(WORK REQUIRED) Write out the data again in full, exactly as it reads.

(ITEMS)
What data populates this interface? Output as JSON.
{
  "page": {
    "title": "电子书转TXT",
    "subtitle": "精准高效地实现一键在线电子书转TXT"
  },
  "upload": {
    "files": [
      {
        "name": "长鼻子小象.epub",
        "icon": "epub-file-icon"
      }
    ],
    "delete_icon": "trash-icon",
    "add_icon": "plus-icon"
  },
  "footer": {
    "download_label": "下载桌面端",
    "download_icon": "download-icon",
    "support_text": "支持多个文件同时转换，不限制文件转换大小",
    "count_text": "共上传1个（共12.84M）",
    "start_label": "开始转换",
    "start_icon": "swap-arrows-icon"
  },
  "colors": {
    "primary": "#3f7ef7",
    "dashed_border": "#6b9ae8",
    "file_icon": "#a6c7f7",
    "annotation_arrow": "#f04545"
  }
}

(THE REPLY)
What data populates this interface? Output as JSON.
{
  "page": {
    "title": "电子书转TXT",
    "subtitle": "精准高效地实现一键在线电子书转TXT"
  },
  "upload": {
    "files": [
      {
        "name": "长鼻子小象.epub",
        "icon": "epub-file-icon"
      }
    ],
    "delete_icon": "trash-icon",
    "add_icon": "plus-icon"
  },
  "footer": {
    "download_label": "下载桌面端",
    "download_icon": "download-icon",
    "support_text": "支持多个文件同时转换，不限制文件转换大小",
    "count_text": "共上传1个（共12.84M）",
    "start_label": "开始转换",
    "start_icon": "swap-arrows-icon"
  },
  "colors": {
    "primary": "#3f7ef7",
    "dashed_border": "#6b9ae8",
    "file_icon": "#a6c7f7",
    "annotation_arrow": "#f04545"
  }
}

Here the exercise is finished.